(Extracted data entries)
....

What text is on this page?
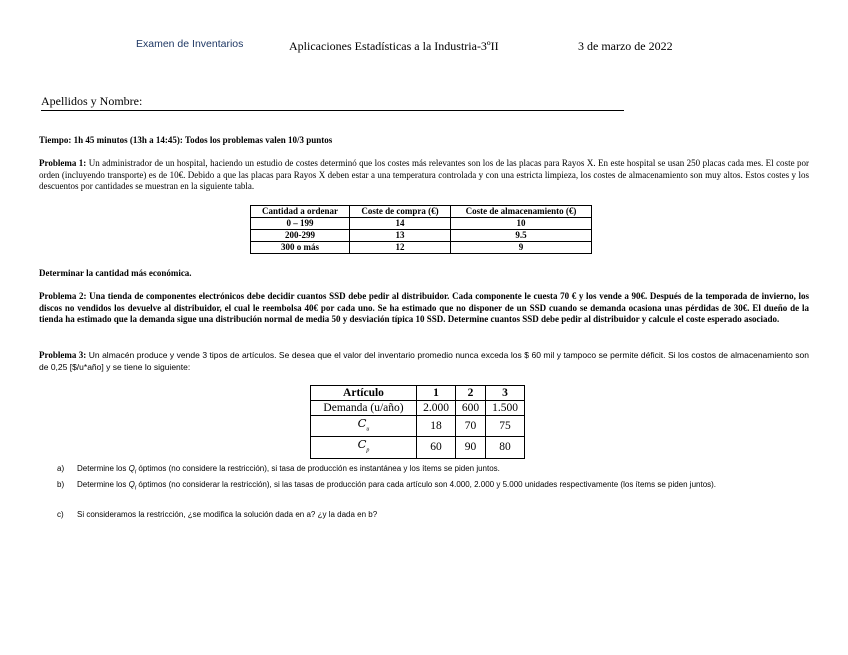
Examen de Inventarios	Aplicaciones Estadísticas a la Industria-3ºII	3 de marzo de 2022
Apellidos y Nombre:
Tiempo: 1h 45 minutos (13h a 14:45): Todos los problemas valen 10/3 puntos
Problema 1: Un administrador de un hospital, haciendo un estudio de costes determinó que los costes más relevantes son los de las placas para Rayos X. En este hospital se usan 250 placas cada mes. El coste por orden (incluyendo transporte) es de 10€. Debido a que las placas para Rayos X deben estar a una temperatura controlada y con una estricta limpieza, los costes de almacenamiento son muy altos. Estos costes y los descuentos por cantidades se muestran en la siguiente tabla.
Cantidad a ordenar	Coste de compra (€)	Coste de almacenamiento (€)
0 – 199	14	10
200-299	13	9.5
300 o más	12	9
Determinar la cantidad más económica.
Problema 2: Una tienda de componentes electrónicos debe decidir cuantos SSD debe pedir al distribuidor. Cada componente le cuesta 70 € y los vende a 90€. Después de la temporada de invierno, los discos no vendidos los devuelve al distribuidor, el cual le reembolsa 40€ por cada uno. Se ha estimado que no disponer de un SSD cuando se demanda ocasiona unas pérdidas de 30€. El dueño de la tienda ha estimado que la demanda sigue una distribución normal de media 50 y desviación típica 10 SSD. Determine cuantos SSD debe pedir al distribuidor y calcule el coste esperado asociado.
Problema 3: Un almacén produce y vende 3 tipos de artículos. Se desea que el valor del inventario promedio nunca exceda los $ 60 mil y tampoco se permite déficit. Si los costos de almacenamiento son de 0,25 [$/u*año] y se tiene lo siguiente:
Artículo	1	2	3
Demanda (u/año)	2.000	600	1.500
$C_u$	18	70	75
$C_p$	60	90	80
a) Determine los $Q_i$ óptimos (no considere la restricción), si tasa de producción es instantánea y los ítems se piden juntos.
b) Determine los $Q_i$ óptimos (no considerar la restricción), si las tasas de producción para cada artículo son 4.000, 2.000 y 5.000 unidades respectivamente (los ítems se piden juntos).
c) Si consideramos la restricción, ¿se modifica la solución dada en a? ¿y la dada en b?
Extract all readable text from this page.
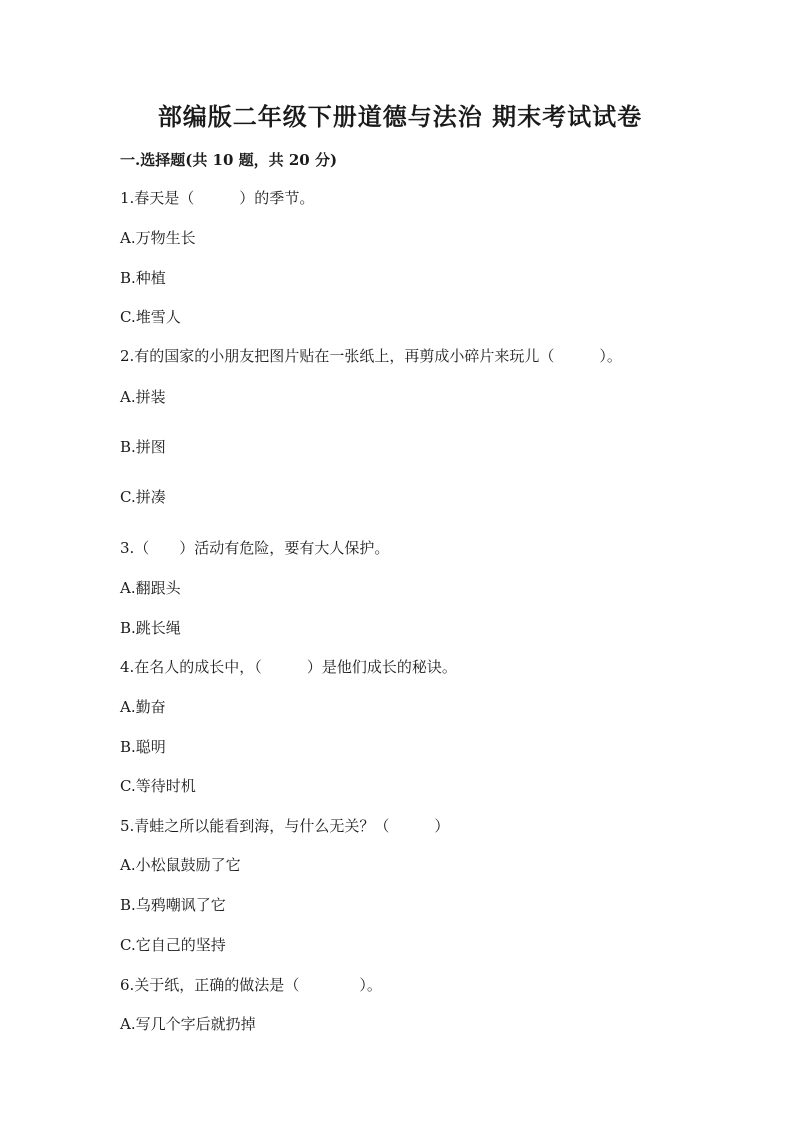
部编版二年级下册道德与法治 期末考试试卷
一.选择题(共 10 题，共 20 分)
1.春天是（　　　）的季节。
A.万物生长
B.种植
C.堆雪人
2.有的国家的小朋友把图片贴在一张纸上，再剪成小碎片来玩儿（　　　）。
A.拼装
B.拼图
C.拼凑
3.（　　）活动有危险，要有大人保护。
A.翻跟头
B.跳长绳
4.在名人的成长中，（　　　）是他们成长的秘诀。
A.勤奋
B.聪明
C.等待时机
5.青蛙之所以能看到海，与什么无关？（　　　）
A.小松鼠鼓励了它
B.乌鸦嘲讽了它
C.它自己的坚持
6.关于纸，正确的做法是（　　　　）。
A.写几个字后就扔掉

....

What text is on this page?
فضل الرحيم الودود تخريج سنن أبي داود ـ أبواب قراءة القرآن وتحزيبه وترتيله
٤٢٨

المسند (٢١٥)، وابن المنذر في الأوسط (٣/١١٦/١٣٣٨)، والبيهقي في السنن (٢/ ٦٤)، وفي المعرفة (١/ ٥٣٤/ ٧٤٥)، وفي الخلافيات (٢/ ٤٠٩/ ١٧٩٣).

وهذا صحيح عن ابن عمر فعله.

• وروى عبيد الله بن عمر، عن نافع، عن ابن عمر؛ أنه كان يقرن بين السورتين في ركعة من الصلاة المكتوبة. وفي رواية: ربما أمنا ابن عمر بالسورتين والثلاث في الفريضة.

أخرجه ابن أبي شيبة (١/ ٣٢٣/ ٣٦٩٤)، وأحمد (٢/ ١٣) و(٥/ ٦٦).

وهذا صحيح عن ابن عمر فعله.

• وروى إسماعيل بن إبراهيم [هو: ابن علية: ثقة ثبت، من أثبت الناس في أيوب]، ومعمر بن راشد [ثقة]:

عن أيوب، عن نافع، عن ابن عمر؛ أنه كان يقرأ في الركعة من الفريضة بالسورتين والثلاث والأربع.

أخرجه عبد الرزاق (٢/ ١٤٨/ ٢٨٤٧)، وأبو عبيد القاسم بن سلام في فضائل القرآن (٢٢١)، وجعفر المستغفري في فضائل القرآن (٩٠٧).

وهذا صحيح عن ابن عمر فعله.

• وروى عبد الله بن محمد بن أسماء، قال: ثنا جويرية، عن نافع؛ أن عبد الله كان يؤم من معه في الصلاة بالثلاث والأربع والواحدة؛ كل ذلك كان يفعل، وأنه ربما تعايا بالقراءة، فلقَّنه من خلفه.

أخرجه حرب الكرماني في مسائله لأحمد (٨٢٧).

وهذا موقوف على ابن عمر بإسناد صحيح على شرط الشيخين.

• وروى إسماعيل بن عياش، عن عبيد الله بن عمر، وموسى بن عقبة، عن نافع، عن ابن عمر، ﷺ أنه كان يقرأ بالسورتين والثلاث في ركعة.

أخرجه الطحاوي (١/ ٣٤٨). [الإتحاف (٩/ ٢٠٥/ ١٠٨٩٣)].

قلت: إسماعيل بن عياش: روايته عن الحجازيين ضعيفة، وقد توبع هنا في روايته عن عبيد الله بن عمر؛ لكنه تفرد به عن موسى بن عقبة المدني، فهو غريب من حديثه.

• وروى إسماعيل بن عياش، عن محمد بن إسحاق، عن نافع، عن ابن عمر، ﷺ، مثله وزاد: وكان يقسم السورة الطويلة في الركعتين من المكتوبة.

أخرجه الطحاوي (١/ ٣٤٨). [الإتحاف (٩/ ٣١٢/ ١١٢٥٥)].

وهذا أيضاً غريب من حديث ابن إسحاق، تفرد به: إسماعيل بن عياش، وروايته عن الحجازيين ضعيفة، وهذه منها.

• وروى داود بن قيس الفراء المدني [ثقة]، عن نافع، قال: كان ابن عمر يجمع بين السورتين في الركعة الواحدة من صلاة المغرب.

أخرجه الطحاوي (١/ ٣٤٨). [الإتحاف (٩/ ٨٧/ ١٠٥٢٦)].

....

_Work to do_:
Write out every line from the entries where "الركعة" appears.

_The result_:
عن أيوب، عن نافع، عن ابن عمر؛ أنه كان يقرأ في الركعة من الفريضة بالسورتين والثلاث والأربع.
• وروى داود بن قيس الفراء المدني [ثقة]، عن نافع، قال: كان ابن عمر يجمع بين السورتين في الركعة الواحدة من صلاة المغرب.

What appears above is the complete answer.